**** Provided information ****

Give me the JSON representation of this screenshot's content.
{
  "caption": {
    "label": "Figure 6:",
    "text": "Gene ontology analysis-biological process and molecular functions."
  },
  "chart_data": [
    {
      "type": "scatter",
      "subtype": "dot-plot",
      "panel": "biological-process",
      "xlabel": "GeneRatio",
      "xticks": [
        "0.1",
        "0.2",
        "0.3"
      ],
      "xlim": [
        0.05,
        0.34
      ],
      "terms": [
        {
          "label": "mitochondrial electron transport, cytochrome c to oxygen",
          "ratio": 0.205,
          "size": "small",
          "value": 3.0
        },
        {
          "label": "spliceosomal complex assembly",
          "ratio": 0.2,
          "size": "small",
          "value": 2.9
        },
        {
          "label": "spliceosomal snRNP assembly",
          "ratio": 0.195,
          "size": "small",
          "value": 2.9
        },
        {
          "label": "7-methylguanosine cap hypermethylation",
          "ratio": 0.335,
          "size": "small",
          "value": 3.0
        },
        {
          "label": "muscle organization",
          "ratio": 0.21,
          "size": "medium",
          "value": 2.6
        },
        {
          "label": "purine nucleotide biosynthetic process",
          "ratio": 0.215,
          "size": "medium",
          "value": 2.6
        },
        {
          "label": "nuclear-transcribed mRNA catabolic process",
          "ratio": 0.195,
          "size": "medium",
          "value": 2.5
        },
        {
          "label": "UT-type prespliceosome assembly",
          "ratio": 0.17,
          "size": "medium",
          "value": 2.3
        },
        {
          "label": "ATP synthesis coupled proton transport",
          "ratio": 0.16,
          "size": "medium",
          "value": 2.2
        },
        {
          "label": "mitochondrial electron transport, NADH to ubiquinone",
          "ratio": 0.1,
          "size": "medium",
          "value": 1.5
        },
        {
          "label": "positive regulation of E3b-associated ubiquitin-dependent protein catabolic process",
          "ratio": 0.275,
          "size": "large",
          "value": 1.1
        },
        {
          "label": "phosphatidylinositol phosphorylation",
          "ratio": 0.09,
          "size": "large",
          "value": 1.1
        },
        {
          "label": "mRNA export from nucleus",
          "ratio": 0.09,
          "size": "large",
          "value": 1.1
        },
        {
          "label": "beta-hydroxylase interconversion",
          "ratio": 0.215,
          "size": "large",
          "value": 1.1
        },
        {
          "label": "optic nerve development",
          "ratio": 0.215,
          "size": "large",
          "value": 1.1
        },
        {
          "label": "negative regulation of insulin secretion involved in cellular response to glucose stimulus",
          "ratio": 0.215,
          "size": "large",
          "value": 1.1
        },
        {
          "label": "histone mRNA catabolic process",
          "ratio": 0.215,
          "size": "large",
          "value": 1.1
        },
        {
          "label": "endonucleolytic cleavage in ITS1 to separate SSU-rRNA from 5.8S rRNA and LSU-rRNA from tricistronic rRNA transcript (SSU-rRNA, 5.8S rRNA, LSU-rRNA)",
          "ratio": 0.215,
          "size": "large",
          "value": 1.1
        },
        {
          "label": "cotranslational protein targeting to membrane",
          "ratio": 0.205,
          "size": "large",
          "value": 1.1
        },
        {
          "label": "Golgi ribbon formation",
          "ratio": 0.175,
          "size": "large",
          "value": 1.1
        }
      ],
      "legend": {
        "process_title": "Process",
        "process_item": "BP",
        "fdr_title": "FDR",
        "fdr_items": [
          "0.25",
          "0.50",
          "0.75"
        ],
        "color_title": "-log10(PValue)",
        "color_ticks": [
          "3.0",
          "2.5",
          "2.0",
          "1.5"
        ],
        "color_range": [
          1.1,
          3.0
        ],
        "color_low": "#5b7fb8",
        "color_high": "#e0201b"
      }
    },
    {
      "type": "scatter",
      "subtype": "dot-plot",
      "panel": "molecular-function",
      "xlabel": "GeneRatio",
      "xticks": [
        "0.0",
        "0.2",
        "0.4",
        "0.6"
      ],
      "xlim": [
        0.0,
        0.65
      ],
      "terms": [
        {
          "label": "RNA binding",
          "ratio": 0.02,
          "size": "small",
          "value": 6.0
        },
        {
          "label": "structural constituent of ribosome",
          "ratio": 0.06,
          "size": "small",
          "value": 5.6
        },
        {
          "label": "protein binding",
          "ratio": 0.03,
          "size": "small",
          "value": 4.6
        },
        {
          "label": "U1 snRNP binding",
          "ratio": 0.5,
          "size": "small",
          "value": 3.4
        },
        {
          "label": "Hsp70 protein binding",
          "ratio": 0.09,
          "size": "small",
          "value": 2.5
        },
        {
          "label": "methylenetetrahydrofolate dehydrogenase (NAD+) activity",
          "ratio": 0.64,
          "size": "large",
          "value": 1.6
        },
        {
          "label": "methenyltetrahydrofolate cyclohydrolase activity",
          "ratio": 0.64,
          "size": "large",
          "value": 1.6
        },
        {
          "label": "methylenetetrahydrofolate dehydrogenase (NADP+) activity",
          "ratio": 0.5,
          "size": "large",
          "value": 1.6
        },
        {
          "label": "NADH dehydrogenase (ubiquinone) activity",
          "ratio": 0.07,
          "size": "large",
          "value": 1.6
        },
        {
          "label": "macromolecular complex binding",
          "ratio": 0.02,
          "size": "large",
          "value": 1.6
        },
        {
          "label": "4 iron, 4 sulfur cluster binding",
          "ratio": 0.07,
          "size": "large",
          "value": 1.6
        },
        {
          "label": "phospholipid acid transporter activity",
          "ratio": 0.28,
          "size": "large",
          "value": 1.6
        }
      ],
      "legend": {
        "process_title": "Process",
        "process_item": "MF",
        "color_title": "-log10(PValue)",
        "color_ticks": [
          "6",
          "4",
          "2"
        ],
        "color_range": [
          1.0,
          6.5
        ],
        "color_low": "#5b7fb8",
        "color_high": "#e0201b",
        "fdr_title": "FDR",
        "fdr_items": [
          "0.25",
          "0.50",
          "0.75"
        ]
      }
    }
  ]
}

****

## Activity
Check each line above for the string "dehydrogenase", then copy the ones that have it.

## Answer box
          "label": "methylenetetrahydrofolate dehydrogenase (NAD+) activity",
          "label": "methylenetetrahydrofolate dehydrogenase (NADP+) activity",
          "label": "NADH dehydrogenase (ubiquinone) activity",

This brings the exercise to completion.